◆ **PROBLEM**
The line containing "Extract all readable text from this page." and every line after it, through the last, are to be extracted exactly; no other lines belong in the answer.

◆ **INPUT FOR THIS TASK**

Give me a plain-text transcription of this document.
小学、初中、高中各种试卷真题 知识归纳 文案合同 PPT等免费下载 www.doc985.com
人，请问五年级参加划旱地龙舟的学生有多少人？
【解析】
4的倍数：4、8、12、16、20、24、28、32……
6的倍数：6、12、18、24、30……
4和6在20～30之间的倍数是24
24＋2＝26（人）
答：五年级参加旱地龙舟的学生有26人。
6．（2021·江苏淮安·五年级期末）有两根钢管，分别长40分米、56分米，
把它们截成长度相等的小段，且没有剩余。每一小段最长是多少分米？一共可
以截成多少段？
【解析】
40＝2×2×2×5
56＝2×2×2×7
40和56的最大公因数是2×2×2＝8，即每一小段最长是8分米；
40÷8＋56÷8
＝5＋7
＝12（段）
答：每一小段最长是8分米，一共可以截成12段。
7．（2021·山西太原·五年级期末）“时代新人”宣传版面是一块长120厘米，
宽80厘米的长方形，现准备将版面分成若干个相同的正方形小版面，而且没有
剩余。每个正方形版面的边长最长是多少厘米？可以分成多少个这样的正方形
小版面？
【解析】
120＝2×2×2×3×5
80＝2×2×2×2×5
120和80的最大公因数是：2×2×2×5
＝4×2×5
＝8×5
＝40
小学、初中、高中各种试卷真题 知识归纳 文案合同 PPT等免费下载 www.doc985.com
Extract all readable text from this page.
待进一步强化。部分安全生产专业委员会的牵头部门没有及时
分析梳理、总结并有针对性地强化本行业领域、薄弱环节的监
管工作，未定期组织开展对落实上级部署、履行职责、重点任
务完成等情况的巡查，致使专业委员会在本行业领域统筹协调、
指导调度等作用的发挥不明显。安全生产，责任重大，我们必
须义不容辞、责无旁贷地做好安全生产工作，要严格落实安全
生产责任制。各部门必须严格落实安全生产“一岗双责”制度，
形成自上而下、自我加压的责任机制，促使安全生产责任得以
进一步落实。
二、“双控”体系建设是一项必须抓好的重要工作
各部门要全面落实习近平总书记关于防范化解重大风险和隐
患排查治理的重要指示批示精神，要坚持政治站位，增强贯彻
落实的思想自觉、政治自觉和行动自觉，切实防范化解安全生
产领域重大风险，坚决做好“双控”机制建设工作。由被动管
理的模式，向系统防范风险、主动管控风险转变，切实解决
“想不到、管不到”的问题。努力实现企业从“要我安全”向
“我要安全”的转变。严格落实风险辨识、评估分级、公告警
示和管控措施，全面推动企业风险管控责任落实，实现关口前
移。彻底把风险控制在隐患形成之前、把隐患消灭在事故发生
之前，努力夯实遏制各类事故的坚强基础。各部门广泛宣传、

◆ **THE RESPONSE**
Extract all readable text from this page.
待进一步强化。部分安全生产专业委员会的牵头部门没有及时
分析梳理、总结并有针对性地强化本行业领域、薄弱环节的监
管工作，未定期组织开展对落实上级部署、履行职责、重点任
务完成等情况的巡查，致使专业委员会在本行业领域统筹协调、
指导调度等作用的发挥不明显。安全生产，责任重大，我们必
须义不容辞、责无旁贷地做好安全生产工作，要严格落实安全
生产责任制。各部门必须严格落实安全生产“一岗双责”制度，
形成自上而下、自我加压的责任机制，促使安全生产责任得以
进一步落实。
二、“双控”体系建设是一项必须抓好的重要工作
各部门要全面落实习近平总书记关于防范化解重大风险和隐
患排查治理的重要指示批示精神，要坚持政治站位，增强贯彻
落实的思想自觉、政治自觉和行动自觉，切实防范化解安全生
产领域重大风险，坚决做好“双控”机制建设工作。由被动管
理的模式，向系统防范风险、主动管控风险转变，切实解决
“想不到、管不到”的问题。努力实现企业从“要我安全”向
“我要安全”的转变。严格落实风险辨识、评估分级、公告警
示和管控措施，全面推动企业风险管控责任落实，实现关口前
移。彻底把风险控制在隐患形成之前、把隐患消灭在事故发生
之前，努力夯实遏制各类事故的坚强基础。各部门广泛宣传、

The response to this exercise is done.